*** Supplied records
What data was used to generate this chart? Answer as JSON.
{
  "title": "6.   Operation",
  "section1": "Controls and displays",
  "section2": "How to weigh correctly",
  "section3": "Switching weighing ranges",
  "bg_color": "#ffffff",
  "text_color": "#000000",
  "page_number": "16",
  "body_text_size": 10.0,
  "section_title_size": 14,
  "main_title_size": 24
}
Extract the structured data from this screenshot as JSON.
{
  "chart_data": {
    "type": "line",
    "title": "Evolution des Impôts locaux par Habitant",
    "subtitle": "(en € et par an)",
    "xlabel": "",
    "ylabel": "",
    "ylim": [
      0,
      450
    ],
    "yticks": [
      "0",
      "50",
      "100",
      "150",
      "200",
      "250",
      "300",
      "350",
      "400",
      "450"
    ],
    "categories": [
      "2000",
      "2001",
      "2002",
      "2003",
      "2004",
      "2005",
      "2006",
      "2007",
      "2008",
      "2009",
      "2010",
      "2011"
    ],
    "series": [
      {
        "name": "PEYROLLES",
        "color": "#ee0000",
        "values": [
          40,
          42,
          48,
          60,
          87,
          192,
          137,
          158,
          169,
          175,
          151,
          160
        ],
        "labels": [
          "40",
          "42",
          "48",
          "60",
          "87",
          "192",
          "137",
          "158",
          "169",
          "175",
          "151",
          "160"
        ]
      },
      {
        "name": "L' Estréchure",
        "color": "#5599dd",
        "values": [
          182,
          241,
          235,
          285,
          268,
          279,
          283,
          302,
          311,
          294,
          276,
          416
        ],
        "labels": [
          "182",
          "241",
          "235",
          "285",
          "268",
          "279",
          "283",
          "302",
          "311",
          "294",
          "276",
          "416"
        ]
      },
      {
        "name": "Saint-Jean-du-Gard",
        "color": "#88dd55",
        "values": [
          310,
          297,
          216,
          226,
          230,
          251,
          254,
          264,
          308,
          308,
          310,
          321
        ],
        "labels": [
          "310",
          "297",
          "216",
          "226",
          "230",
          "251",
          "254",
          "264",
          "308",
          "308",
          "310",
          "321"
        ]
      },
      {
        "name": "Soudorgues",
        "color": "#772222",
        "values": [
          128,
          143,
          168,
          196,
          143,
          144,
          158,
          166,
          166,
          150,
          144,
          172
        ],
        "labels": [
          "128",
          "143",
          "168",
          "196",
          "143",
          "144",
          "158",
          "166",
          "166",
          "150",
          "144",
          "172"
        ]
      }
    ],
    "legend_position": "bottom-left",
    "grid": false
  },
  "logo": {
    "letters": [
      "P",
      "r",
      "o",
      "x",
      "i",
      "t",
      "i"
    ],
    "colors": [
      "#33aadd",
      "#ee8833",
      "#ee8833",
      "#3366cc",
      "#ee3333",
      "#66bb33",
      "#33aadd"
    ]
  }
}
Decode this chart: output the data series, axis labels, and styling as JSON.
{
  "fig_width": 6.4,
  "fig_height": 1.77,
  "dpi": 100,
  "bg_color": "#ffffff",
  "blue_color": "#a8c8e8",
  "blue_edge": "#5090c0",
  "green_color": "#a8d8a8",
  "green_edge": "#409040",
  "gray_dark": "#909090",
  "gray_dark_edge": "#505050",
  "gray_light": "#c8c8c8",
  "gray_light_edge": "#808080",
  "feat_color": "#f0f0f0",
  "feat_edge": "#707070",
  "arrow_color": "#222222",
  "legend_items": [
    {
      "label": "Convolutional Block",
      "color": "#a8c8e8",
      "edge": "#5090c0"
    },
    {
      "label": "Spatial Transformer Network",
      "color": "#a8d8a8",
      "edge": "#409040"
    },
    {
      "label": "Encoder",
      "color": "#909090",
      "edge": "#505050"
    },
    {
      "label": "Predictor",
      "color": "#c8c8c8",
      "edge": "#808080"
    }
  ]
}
******
▸ What you should do: Filter the records above and return every line that holds the word "this".

▸ Result of the task:
What data was used to generate this chart? Answer as JSON.
Extract the structured data from this screenshot as JSON.
Decode this chart: output the data series, axis labels, and styling as JSON.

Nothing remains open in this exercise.